| REQUIRED WORK |
Extract every line that contains the string "Guaiene".

-------- INFORMATION SUPPLIED --------

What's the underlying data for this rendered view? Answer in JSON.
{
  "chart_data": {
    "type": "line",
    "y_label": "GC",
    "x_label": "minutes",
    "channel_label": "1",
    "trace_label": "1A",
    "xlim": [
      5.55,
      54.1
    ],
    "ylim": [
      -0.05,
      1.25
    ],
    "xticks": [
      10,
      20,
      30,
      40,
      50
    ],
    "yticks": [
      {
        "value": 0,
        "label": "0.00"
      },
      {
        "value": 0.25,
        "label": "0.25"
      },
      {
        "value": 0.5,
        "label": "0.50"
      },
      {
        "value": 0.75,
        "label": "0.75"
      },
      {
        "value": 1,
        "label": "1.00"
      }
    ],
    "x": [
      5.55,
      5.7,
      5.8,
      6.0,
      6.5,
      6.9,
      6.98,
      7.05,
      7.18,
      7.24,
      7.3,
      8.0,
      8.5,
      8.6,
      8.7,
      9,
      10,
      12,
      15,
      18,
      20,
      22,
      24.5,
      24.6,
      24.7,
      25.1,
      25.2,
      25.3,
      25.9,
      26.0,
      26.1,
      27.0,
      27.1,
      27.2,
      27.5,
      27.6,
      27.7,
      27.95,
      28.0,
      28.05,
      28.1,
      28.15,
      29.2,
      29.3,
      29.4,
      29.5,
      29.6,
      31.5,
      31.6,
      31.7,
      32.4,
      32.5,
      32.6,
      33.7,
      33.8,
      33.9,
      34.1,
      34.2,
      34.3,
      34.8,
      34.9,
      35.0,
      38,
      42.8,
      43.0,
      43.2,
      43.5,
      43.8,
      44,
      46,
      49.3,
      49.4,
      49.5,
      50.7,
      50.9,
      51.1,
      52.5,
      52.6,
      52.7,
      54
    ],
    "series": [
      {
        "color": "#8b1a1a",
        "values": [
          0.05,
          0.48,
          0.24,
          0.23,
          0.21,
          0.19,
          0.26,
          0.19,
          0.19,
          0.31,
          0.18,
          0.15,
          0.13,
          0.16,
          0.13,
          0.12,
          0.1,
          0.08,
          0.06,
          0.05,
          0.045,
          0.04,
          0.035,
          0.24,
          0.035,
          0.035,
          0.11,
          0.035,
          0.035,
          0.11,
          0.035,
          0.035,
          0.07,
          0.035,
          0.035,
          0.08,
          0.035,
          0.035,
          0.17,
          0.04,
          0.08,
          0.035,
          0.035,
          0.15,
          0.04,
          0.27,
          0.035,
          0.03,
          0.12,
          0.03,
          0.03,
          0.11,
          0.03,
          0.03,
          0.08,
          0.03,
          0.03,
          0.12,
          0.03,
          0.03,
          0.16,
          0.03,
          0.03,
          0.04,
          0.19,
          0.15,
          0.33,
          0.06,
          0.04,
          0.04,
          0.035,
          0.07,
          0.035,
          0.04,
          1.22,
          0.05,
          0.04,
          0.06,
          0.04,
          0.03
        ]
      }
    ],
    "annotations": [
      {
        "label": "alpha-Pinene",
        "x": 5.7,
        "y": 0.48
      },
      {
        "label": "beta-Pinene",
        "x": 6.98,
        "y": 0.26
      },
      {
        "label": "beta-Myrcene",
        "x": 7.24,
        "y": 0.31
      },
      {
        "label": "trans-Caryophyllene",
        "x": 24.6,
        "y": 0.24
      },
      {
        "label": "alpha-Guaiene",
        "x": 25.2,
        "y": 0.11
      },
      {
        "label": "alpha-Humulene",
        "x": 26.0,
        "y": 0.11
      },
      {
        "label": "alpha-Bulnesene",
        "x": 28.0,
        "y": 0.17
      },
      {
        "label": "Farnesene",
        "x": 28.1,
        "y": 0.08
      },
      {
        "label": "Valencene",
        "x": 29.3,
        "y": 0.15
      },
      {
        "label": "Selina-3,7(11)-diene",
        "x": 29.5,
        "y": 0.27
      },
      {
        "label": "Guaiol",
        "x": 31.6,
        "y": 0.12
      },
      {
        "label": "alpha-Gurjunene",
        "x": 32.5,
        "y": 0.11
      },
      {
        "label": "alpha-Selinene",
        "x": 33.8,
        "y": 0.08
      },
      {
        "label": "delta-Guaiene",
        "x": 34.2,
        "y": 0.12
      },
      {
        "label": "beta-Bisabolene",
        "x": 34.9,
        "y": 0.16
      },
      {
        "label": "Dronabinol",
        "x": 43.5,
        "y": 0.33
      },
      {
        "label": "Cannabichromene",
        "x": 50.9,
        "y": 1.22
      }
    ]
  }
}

--------

| ANSWER TO THE TASK |
        "label": "alpha-Guaiene",
        "label": "delta-Guaiene",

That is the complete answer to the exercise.